§ **WORK INSTRUCTIONS**
Set down the full listing exactly, character for character.

* * * * * * * * *

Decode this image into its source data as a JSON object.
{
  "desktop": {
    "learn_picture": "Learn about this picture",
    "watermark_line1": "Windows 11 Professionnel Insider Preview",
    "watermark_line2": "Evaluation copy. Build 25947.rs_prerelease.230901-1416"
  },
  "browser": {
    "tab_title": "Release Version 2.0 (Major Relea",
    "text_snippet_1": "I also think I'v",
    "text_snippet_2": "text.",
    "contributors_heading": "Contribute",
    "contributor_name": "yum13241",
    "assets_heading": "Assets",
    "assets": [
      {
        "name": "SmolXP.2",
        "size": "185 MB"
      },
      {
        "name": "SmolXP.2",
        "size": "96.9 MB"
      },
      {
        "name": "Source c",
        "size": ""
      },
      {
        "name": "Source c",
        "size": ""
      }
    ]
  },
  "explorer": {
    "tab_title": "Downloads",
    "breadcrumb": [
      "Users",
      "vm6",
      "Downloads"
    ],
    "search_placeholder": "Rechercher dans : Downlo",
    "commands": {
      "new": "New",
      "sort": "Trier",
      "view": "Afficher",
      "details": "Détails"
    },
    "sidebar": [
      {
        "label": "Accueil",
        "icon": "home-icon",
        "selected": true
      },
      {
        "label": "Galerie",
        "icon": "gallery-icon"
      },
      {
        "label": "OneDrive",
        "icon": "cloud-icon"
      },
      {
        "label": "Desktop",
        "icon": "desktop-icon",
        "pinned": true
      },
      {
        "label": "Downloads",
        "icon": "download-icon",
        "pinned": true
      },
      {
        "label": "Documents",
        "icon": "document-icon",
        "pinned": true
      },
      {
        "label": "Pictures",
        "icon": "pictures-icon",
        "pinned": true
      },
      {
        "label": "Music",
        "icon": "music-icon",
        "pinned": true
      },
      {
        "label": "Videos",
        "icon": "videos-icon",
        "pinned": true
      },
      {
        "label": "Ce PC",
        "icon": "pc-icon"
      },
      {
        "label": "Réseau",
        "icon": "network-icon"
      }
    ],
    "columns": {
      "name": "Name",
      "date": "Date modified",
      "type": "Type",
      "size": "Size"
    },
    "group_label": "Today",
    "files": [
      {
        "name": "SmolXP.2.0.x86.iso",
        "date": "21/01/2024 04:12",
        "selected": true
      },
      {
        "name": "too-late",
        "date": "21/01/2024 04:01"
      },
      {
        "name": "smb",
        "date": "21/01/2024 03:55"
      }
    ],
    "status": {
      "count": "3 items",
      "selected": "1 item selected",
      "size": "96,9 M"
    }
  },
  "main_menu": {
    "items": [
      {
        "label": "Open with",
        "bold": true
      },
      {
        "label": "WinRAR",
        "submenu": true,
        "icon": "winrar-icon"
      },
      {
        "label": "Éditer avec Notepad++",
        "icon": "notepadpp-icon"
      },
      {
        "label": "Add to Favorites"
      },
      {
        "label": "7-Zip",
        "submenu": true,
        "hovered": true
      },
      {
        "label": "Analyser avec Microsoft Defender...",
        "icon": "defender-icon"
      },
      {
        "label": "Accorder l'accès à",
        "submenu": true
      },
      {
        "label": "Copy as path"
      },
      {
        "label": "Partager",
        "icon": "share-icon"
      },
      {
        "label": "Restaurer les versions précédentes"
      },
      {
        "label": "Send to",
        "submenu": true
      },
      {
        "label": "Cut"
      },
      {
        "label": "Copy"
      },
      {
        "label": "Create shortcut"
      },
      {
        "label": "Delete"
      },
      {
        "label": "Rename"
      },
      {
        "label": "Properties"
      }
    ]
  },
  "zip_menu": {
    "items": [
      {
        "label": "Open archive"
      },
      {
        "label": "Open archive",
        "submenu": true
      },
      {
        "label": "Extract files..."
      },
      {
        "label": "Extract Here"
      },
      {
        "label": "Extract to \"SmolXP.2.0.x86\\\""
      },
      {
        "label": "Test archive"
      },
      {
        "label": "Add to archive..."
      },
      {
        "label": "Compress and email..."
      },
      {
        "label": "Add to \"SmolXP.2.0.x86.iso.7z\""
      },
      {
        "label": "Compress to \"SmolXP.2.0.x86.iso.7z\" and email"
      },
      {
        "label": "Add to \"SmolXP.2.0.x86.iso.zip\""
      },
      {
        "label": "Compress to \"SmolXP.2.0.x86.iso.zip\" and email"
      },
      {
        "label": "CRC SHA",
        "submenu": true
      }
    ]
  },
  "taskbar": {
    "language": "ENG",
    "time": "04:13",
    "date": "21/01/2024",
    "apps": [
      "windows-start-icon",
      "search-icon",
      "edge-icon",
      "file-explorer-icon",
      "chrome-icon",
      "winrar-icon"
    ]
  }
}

* * * * * * * * *

§ **EXERCISE RESPONSE**
Decode this image into its source data as a JSON object.
{
  "desktop": {
    "learn_picture": "Learn about this picture",
    "watermark_line1": "Windows 11 Professionnel Insider Preview",
    "watermark_line2": "Evaluation copy. Build 25947.rs_prerelease.230901-1416"
  },
  "browser": {
    "tab_title": "Release Version 2.0 (Major Relea",
    "text_snippet_1": "I also think I'v",
    "text_snippet_2": "text.",
    "contributors_heading": "Contribute",
    "contributor_name": "yum13241",
    "assets_heading": "Assets",
    "assets": [
      {
        "name": "SmolXP.2",
        "size": "185 MB"
      },
      {
        "name": "SmolXP.2",
        "size": "96.9 MB"
      },
      {
        "name": "Source c",
        "size": ""
      },
      {
        "name": "Source c",
        "size": ""
      }
    ]
  },
  "explorer": {
    "tab_title": "Downloads",
    "breadcrumb": [
      "Users",
      "vm6",
      "Downloads"
    ],
    "search_placeholder": "Rechercher dans : Downlo",
    "commands": {
      "new": "New",
      "sort": "Trier",
      "view": "Afficher",
      "details": "Détails"
    },
    "sidebar": [
      {
        "label": "Accueil",
        "icon": "home-icon",
        "selected": true
      },
      {
        "label": "Galerie",
        "icon": "gallery-icon"
      },
      {
        "label": "OneDrive",
        "icon": "cloud-icon"
      },
      {
        "label": "Desktop",
        "icon": "desktop-icon",
        "pinned": true
      },
      {
        "label": "Downloads",
        "icon": "download-icon",
        "pinned": true
      },
      {
        "label": "Documents",
        "icon": "document-icon",
        "pinned": true
      },
      {
        "label": "Pictures",
        "icon": "pictures-icon",
        "pinned": true
      },
      {
        "label": "Music",
        "icon": "music-icon",
        "pinned": true
      },
      {
        "label": "Videos",
        "icon": "videos-icon",
        "pinned": true
      },
      {
        "label": "Ce PC",
        "icon": "pc-icon"
      },
      {
        "label": "Réseau",
        "icon": "network-icon"
      }
    ],
    "columns": {
      "name": "Name",
      "date": "Date modified",
      "type": "Type",
      "size": "Size"
    },
    "group_label": "Today",
    "files": [
      {
        "name": "SmolXP.2.0.x86.iso",
        "date": "21/01/2024 04:12",
        "selected": true
      },
      {
        "name": "too-late",
        "date": "21/01/2024 04:01"
      },
      {
        "name": "smb",
        "date": "21/01/2024 03:55"
      }
    ],
    "status": {
      "count": "3 items",
      "selected": "1 item selected",
      "size": "96,9 M"
    }
  },
  "main_menu": {
    "items": [
      {
        "label": "Open with",
        "bold": true
      },
      {
        "label": "WinRAR",
        "submenu": true,
        "icon": "winrar-icon"
      },
      {
        "label": "Éditer avec Notepad++",
        "icon": "notepadpp-icon"
      },
      {
        "label": "Add to Favorites"
      },
      {
        "label": "7-Zip",
        "submenu": true,
        "hovered": true
      },
      {
        "label": "Analyser avec Microsoft Defender...",
        "icon": "defender-icon"
      },
      {
        "label": "Accorder l'accès à",
        "submenu": true
      },
      {
        "label": "Copy as path"
      },
      {
        "label": "Partager",
        "icon": "share-icon"
      },
      {
        "label": "Restaurer les versions précédentes"
      },
      {
        "label": "Send to",
        "submenu": true
      },
      {
        "label": "Cut"
      },
      {
        "label": "Copy"
      },
      {
        "label": "Create shortcut"
      },
      {
        "label": "Delete"
      },
      {
        "label": "Rename"
      },
      {
        "label": "Properties"
      }
    ]
  },
  "zip_menu": {
    "items": [
      {
        "label": "Open archive"
      },
      {
        "label": "Open archive",
        "submenu": true
      },
      {
        "label": "Extract files..."
      },
      {
        "label": "Extract Here"
      },
      {
        "label": "Extract to \"SmolXP.2.0.x86\\\""
      },
      {
        "label": "Test archive"
      },
      {
        "label": "Add to archive..."
      },
      {
        "label": "Compress and email..."
      },
      {
        "label": "Add to \"SmolXP.2.0.x86.iso.7z\""
      },
      {
        "label": "Compress to \"SmolXP.2.0.x86.iso.7z\" and email"
      },
      {
        "label": "Add to \"SmolXP.2.0.x86.iso.zip\""
      },
      {
        "label": "Compress to \"SmolXP.2.0.x86.iso.zip\" and email"
      },
      {
        "label": "CRC SHA",
        "submenu": true
      }
    ]
  },
  "taskbar": {
    "language": "ENG",
    "time": "04:13",
    "date": "21/01/2024",
    "apps": [
      "windows-start-icon",
      "search-icon",
      "edge-icon",
      "file-explorer-icon",
      "chrome-icon",
      "winrar-icon"
    ]
  }
}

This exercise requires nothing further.